START Records shown

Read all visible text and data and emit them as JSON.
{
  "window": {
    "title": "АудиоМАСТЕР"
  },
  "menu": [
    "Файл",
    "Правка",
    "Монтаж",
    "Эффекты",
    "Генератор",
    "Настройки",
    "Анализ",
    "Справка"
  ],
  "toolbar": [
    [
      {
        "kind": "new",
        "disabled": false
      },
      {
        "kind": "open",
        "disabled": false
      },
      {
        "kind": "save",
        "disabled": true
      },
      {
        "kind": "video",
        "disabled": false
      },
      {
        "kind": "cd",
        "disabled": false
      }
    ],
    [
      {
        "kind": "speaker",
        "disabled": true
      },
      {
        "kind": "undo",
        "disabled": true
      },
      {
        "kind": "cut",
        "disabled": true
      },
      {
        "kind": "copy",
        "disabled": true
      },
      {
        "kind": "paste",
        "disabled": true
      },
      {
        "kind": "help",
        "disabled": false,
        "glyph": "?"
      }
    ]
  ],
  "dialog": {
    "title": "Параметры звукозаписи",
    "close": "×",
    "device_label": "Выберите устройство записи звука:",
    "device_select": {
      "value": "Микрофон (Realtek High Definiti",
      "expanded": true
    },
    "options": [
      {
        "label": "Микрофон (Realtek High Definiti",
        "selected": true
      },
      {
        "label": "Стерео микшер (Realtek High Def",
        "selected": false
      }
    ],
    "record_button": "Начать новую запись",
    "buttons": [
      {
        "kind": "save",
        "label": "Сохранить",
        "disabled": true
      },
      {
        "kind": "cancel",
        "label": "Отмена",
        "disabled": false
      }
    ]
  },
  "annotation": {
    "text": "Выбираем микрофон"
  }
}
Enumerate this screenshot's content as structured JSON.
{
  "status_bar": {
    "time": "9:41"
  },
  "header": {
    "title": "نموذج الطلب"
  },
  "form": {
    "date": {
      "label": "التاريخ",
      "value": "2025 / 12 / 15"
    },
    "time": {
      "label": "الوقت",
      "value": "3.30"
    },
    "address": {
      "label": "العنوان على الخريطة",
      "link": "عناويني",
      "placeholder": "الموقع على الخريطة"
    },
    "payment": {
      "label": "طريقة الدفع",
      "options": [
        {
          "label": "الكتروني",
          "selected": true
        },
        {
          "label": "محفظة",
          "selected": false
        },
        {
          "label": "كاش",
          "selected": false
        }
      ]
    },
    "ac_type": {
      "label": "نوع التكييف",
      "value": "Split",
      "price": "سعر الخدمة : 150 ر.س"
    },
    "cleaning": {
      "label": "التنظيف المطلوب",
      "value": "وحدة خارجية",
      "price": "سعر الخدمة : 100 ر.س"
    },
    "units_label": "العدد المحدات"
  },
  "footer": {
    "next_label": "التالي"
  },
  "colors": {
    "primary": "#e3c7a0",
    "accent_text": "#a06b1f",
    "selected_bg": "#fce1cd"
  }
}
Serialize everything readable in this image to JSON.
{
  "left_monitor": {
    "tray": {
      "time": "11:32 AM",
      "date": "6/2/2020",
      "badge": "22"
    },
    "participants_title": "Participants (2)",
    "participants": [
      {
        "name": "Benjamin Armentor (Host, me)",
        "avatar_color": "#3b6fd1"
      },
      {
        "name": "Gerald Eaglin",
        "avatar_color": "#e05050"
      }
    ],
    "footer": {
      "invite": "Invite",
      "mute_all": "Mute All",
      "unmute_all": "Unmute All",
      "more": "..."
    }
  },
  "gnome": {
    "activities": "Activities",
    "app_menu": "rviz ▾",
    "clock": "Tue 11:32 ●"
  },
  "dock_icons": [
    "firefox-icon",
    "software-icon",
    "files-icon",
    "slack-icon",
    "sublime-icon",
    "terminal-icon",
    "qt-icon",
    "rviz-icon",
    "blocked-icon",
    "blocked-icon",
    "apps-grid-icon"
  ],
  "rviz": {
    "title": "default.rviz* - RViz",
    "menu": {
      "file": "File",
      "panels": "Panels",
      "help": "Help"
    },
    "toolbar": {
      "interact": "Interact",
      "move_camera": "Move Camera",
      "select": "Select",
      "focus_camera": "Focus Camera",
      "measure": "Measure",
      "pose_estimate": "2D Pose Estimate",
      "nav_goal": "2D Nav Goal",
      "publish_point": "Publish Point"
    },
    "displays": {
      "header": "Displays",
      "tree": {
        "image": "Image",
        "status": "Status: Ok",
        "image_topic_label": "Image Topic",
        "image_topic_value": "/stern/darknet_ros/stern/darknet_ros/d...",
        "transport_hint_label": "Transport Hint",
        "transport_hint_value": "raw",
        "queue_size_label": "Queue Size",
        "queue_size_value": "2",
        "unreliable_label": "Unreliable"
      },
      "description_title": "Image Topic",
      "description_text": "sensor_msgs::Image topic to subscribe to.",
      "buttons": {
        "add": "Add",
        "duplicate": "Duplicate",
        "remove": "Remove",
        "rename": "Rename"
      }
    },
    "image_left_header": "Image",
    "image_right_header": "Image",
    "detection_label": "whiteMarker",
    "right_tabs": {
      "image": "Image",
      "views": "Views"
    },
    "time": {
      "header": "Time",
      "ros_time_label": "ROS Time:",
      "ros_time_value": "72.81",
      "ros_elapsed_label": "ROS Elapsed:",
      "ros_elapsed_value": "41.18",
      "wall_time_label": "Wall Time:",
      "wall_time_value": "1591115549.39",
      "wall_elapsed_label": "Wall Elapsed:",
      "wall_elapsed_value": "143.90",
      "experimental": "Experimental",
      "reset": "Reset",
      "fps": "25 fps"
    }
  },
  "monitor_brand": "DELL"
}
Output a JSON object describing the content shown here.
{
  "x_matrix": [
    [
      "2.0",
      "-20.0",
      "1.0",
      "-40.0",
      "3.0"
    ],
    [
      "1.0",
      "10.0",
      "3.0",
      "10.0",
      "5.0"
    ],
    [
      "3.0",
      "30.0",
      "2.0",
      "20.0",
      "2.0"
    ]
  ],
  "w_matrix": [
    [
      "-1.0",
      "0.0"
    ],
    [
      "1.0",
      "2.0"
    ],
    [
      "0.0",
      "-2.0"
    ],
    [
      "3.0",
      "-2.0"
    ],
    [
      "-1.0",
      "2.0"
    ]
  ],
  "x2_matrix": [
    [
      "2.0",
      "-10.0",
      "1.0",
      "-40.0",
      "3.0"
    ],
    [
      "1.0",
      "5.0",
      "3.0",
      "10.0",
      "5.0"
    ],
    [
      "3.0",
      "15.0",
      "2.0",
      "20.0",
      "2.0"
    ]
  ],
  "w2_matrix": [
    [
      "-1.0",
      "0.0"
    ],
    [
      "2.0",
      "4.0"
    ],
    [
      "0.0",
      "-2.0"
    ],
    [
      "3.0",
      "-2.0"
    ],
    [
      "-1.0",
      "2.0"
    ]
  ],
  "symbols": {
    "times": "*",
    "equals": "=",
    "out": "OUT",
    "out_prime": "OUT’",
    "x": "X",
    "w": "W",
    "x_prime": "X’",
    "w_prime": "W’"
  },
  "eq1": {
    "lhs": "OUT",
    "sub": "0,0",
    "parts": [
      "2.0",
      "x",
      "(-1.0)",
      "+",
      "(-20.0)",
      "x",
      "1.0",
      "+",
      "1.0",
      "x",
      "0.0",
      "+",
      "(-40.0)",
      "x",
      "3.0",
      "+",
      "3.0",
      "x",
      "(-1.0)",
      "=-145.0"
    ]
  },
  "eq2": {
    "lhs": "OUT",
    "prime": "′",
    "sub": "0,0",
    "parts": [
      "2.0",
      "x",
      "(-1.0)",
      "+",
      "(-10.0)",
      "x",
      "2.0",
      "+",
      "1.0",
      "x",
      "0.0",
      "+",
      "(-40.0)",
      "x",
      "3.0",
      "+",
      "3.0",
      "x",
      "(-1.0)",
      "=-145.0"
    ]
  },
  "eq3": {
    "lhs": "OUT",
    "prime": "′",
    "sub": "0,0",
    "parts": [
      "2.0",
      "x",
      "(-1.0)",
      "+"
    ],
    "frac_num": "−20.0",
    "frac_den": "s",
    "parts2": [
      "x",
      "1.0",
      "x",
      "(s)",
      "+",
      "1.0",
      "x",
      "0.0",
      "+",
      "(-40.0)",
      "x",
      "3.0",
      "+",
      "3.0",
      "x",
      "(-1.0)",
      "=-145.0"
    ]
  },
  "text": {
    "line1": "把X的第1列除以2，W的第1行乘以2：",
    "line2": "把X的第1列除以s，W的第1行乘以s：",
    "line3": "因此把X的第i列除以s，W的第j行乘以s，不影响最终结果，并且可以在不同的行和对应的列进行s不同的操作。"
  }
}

END Records shown

Given task: Examine the listing and say how many of its lines contain the string "Camera". Give the number alone.

The response: 2